GOAL OF THE EXERCISE: What follows are records. Restate all of them word for word.

Lines of data:
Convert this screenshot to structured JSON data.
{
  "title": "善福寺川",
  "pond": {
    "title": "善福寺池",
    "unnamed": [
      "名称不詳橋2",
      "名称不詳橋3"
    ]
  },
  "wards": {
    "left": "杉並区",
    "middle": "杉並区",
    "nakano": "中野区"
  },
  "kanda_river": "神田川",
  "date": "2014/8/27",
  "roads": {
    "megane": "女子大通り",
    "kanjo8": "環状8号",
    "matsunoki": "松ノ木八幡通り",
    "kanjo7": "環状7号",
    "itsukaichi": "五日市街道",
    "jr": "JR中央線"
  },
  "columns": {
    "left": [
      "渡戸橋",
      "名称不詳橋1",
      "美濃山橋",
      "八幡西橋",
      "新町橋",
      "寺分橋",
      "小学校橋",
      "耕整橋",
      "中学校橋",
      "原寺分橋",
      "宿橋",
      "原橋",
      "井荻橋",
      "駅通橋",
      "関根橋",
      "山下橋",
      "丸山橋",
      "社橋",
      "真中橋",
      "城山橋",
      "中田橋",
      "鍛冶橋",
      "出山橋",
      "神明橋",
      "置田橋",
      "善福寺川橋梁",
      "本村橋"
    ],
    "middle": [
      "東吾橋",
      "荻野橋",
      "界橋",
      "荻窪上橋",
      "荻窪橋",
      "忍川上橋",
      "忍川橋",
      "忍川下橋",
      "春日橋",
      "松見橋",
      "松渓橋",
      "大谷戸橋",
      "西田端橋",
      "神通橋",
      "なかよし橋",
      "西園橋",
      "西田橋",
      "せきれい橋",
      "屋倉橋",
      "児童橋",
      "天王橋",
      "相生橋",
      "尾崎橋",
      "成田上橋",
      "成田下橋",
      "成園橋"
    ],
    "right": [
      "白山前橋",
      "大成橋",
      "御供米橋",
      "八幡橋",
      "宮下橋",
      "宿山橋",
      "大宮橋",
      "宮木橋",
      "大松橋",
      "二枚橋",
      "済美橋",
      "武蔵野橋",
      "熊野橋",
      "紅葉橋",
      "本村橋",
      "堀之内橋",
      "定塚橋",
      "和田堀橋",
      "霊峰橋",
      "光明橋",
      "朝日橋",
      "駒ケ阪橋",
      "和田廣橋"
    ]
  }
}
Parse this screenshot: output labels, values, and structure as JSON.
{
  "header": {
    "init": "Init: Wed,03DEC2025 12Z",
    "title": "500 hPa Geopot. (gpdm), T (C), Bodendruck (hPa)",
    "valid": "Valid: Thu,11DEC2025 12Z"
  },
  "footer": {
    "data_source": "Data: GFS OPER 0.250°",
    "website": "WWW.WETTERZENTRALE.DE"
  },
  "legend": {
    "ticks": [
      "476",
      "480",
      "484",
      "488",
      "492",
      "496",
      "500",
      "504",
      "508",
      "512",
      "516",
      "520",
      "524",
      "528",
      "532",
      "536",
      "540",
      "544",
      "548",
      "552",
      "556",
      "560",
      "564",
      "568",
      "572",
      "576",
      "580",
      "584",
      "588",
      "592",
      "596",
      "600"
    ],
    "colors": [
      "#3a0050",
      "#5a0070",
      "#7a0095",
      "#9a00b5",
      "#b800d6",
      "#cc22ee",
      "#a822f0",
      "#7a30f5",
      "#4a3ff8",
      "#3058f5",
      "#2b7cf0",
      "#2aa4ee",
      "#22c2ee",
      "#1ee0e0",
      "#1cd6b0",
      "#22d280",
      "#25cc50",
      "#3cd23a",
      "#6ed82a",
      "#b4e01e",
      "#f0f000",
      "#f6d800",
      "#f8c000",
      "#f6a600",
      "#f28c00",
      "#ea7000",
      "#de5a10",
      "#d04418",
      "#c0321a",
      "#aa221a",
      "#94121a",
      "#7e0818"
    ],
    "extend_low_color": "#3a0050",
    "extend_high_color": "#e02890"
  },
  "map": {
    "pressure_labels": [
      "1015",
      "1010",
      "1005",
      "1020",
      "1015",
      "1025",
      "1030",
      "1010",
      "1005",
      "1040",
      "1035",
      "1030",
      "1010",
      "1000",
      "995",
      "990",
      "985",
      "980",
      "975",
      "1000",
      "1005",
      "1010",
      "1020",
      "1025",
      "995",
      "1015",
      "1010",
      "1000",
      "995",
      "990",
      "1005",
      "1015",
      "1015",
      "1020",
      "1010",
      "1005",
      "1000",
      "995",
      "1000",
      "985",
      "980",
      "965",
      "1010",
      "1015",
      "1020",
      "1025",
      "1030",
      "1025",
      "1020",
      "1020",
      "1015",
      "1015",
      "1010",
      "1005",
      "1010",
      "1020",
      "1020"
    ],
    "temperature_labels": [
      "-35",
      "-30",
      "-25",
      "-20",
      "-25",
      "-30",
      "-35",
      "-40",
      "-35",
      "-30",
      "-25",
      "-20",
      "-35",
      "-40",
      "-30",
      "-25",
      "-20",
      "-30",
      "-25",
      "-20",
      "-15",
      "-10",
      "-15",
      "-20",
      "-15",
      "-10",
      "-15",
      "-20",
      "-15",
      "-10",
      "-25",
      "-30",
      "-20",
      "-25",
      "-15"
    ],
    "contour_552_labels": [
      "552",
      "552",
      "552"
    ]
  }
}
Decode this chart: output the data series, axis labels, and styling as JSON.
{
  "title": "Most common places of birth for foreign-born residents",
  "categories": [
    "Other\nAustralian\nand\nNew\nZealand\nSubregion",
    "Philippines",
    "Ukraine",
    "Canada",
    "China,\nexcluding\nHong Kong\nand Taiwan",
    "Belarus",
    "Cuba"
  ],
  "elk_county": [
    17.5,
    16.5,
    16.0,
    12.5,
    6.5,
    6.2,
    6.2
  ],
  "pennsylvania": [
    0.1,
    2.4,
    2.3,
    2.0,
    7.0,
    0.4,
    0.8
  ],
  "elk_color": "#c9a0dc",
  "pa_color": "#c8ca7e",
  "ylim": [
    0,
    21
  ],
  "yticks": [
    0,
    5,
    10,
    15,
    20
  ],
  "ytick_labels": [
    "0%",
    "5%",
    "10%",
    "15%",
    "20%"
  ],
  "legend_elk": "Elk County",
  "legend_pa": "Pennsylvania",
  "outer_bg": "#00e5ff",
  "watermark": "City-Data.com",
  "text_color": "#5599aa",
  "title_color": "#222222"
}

WRITTEN RESPONSE:
Convert this screenshot to structured JSON data.
{
  "title": "善福寺川",
  "pond": {
    "title": "善福寺池",
    "unnamed": [
      "名称不詳橋2",
      "名称不詳橋3"
    ]
  },
  "wards": {
    "left": "杉並区",
    "middle": "杉並区",
    "nakano": "中野区"
  },
  "kanda_river": "神田川",
  "date": "2014/8/27",
  "roads": {
    "megane": "女子大通り",
    "kanjo8": "環状8号",
    "matsunoki": "松ノ木八幡通り",
    "kanjo7": "環状7号",
    "itsukaichi": "五日市街道",
    "jr": "JR中央線"
  },
  "columns": {
    "left": [
      "渡戸橋",
      "名称不詳橋1",
      "美濃山橋",
      "八幡西橋",
      "新町橋",
      "寺分橋",
      "小学校橋",
      "耕整橋",
      "中学校橋",
      "原寺分橋",
      "宿橋",
      "原橋",
      "井荻橋",
      "駅通橋",
      "関根橋",
      "山下橋",
      "丸山橋",
      "社橋",
      "真中橋",
      "城山橋",
      "中田橋",
      "鍛冶橋",
      "出山橋",
      "神明橋",
      "置田橋",
      "善福寺川橋梁",
      "本村橋"
    ],
    "middle": [
      "東吾橋",
      "荻野橋",
      "界橋",
      "荻窪上橋",
      "荻窪橋",
      "忍川上橋",
      "忍川橋",
      "忍川下橋",
      "春日橋",
      "松見橋",
      "松渓橋",
      "大谷戸橋",
      "西田端橋",
      "神通橋",
      "なかよし橋",
      "西園橋",
      "西田橋",
      "せきれい橋",
      "屋倉橋",
      "児童橋",
      "天王橋",
      "相生橋",
      "尾崎橋",
      "成田上橋",
      "成田下橋",
      "成園橋"
    ],
    "right": [
      "白山前橋",
      "大成橋",
      "御供米橋",
      "八幡橋",
      "宮下橋",
      "宿山橋",
      "大宮橋",
      "宮木橋",
      "大松橋",
      "二枚橋",
      "済美橋",
      "武蔵野橋",
      "熊野橋",
      "紅葉橋",
      "本村橋",
      "堀之内橋",
      "定塚橋",
      "和田堀橋",
      "霊峰橋",
      "光明橋",
      "朝日橋",
      "駒ケ阪橋",
      "和田廣橋"
    ]
  }
}
Parse this screenshot: output labels, values, and structure as JSON.
{
  "header": {
    "init": "Init: Wed,03DEC2025 12Z",
    "title": "500 hPa Geopot. (gpdm), T (C), Bodendruck (hPa)",
    "valid": "Valid: Thu,11DEC2025 12Z"
  },
  "footer": {
    "data_source": "Data: GFS OPER 0.250°",
    "website": "WWW.WETTERZENTRALE.DE"
  },
  "legend": {
    "ticks": [
      "476",
      "480",
      "484",
      "488",
      "492",
      "496",
      "500",
      "504",
      "508",
      "512",
      "516",
      "520",
      "524",
      "528",
      "532",
      "536",
      "540",
      "544",
      "548",
      "552",
      "556",
      "560",
      "564",
      "568",
      "572",
      "576",
      "580",
      "584",
      "588",
      "592",
      "596",
      "600"
    ],
    "colors": [
      "#3a0050",
      "#5a0070",
      "#7a0095",
      "#9a00b5",
      "#b800d6",
      "#cc22ee",
      "#a822f0",
      "#7a30f5",
      "#4a3ff8",
      "#3058f5",
      "#2b7cf0",
      "#2aa4ee",
      "#22c2ee",
      "#1ee0e0",
      "#1cd6b0",
      "#22d280",
      "#25cc50",
      "#3cd23a",
      "#6ed82a",
      "#b4e01e",
      "#f0f000",
      "#f6d800",
      "#f8c000",
      "#f6a600",
      "#f28c00",
      "#ea7000",
      "#de5a10",
      "#d04418",
      "#c0321a",
      "#aa221a",
      "#94121a",
      "#7e0818"
    ],
    "extend_low_color": "#3a0050",
    "extend_high_color": "#e02890"
  },
  "map": {
    "pressure_labels": [
      "1015",
      "1010",
      "1005",
      "1020",
      "1015",
      "1025",
      "1030",
      "1010",
      "1005",
      "1040",
      "1035",
      "1030",
      "1010",
      "1000",
      "995",
      "990",
      "985",
      "980",
      "975",
      "1000",
      "1005",
      "1010",
      "1020",
      "1025",
      "995",
      "1015",
      "1010",
      "1000",
      "995",
      "990",
      "1005",
      "1015",
      "1015",
      "1020",
      "1010",
      "1005",
      "1000",
      "995",
      "1000",
      "985",
      "980",
      "965",
      "1010",
      "1015",
      "1020",
      "1025",
      "1030",
      "1025",
      "1020",
      "1020",
      "1015",
      "1015",
      "1010",
      "1005",
      "1010",
      "1020",
      "1020"
    ],
    "temperature_labels": [
      "-35",
      "-30",
      "-25",
      "-20",
      "-25",
      "-30",
      "-35",
      "-40",
      "-35",
      "-30",
      "-25",
      "-20",
      "-35",
      "-40",
      "-30",
      "-25",
      "-20",
      "-30",
      "-25",
      "-20",
      "-15",
      "-10",
      "-15",
      "-20",
      "-15",
      "-10",
      "-15",
      "-20",
      "-15",
      "-10",
      "-25",
      "-30",
      "-20",
      "-25",
      "-15"
    ],
    "contour_552_labels": [
      "552",
      "552",
      "552"
    ]
  }
}
Decode this chart: output the data series, axis labels, and styling as JSON.
{
  "title": "Most common places of birth for foreign-born residents",
  "categories": [
    "Other\nAustralian\nand\nNew\nZealand\nSubregion",
    "Philippines",
    "Ukraine",
    "Canada",
    "China,\nexcluding\nHong Kong\nand Taiwan",
    "Belarus",
    "Cuba"
  ],
  "elk_county": [
    17.5,
    16.5,
    16.0,
    12.5,
    6.5,
    6.2,
    6.2
  ],
  "pennsylvania": [
    0.1,
    2.4,
    2.3,
    2.0,
    7.0,
    0.4,
    0.8
  ],
  "elk_color": "#c9a0dc",
  "pa_color": "#c8ca7e",
  "ylim": [
    0,
    21
  ],
  "yticks": [
    0,
    5,
    10,
    15,
    20
  ],
  "ytick_labels": [
    "0%",
    "5%",
    "10%",
    "15%",
    "20%"
  ],
  "legend_elk": "Elk County",
  "legend_pa": "Pennsylvania",
  "outer_bg": "#00e5ff",
  "watermark": "City-Data.com",
  "text_color": "#5599aa",
  "title_color": "#222222"
}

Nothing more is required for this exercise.